▸ Task goal:
Extract all lines that hold "ARTICLE" from the records below.
___ Provided entries
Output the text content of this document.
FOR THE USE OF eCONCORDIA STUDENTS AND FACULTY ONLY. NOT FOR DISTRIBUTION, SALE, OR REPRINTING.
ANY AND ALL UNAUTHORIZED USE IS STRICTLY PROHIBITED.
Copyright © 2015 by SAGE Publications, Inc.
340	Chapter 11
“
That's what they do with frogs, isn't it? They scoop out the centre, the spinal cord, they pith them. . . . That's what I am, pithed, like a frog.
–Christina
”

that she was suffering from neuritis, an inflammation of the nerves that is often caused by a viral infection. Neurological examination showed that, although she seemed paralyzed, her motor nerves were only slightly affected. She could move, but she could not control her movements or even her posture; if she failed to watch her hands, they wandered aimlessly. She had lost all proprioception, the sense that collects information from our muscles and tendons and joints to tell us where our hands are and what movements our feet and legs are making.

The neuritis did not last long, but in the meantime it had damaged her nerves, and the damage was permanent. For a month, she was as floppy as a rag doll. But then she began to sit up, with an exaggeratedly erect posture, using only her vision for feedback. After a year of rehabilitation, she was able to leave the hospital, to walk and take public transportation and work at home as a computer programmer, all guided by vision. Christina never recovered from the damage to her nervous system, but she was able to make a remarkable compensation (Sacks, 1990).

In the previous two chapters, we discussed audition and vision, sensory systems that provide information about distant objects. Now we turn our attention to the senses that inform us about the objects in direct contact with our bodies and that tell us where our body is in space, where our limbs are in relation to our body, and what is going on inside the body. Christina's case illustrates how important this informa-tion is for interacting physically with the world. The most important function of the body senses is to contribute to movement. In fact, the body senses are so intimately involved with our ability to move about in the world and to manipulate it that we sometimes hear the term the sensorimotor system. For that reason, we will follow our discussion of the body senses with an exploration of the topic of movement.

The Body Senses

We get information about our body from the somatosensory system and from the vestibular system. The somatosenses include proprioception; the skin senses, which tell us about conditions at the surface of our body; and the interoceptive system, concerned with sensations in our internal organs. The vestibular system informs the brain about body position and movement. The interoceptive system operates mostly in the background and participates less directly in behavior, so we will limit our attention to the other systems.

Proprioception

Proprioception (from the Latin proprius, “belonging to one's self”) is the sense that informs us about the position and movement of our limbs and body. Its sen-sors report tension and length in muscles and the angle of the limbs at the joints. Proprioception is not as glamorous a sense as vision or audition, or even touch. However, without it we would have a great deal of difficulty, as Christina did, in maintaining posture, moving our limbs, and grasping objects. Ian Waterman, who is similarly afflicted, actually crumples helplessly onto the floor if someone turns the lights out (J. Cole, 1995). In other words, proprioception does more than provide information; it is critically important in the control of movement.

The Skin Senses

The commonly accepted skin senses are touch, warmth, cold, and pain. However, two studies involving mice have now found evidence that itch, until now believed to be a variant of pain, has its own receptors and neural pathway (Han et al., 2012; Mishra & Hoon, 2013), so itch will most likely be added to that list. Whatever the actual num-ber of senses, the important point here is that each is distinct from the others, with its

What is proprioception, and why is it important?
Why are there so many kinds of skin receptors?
______
___ Provided entries
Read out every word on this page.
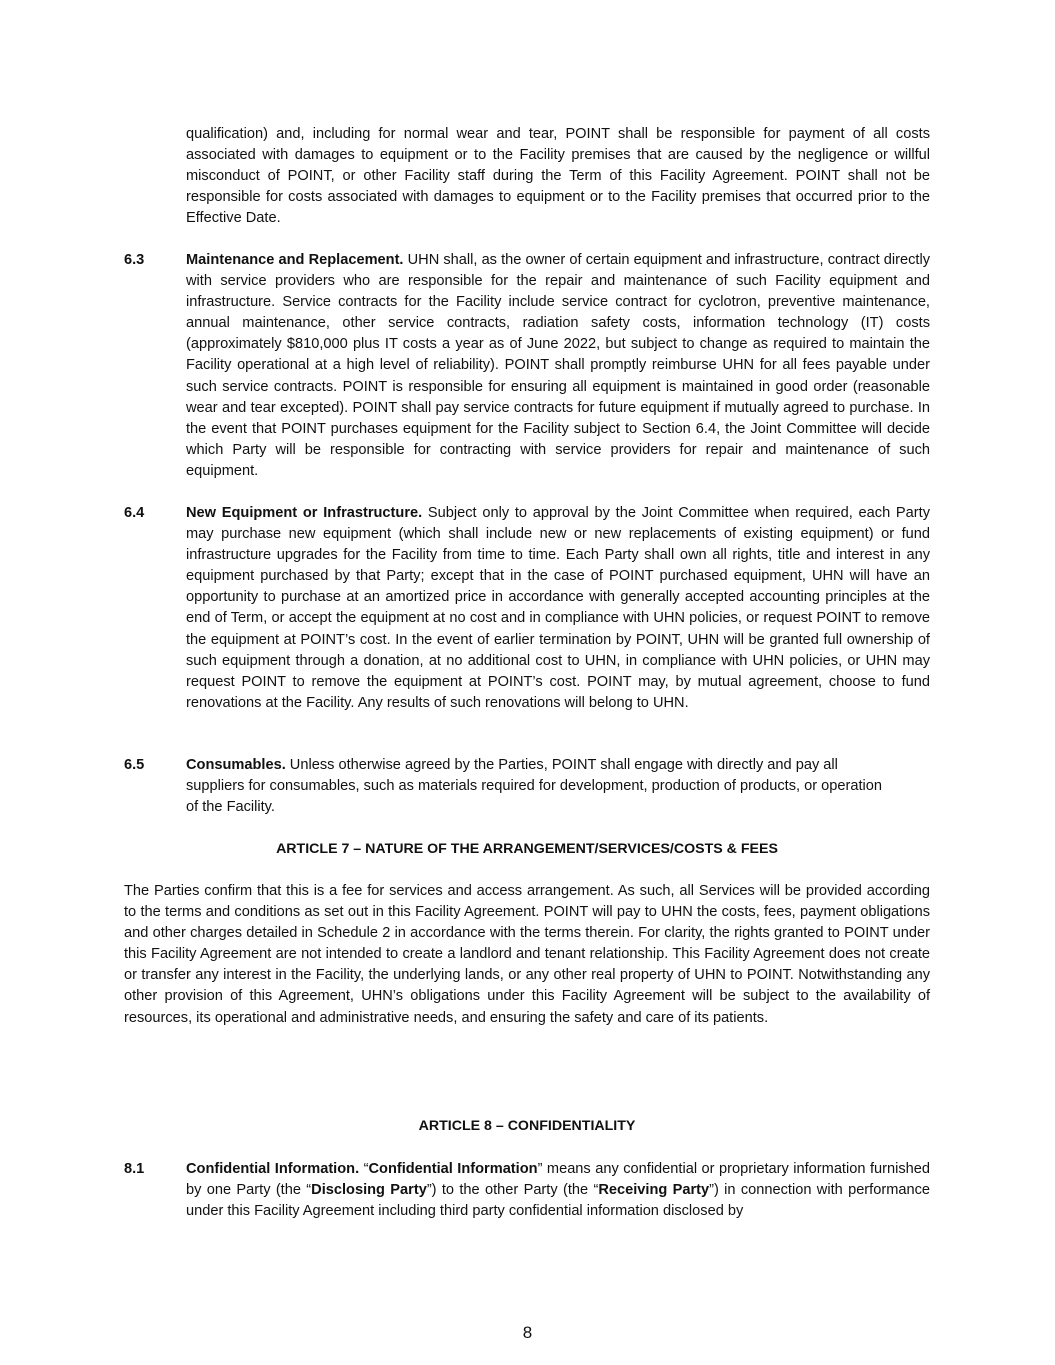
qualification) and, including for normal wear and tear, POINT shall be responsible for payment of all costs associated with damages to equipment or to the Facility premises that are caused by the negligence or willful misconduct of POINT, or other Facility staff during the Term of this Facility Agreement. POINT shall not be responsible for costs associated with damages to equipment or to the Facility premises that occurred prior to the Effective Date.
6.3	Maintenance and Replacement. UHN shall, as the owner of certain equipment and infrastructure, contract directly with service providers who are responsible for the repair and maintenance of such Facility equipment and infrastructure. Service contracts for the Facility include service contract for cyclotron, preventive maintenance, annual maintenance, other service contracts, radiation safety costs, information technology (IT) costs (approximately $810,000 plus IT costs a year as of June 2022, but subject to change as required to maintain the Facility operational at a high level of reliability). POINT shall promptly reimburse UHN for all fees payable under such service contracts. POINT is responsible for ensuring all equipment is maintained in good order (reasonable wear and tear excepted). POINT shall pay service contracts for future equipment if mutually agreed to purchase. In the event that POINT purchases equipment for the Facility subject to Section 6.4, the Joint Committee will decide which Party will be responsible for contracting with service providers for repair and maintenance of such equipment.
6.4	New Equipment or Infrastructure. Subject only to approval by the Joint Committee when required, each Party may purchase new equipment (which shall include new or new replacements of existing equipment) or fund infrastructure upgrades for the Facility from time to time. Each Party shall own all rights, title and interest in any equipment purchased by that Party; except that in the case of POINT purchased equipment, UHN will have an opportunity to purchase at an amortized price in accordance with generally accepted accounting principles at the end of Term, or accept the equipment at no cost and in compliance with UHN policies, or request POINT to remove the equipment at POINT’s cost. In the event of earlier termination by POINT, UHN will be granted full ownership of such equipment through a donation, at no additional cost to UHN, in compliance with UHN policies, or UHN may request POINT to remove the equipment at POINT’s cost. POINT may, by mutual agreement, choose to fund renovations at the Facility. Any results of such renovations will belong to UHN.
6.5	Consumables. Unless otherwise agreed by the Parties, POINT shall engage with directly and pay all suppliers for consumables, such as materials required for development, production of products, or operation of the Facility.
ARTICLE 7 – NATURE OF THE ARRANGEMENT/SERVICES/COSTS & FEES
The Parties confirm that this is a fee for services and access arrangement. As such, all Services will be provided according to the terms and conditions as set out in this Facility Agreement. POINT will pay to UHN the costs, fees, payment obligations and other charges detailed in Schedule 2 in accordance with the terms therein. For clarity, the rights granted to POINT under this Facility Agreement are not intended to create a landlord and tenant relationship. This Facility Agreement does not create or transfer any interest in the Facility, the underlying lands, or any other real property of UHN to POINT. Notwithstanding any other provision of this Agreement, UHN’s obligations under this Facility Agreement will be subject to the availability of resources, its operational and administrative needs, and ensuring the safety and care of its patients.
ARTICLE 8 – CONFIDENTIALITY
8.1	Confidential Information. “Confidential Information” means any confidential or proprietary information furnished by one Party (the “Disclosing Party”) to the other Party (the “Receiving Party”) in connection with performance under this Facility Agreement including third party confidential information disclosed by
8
______
▸ Expected output:
ARTICLE 7 – NATURE OF THE ARRANGEMENT/SERVICES/COSTS & FEES
ARTICLE 8 – CONFIDENTIALITY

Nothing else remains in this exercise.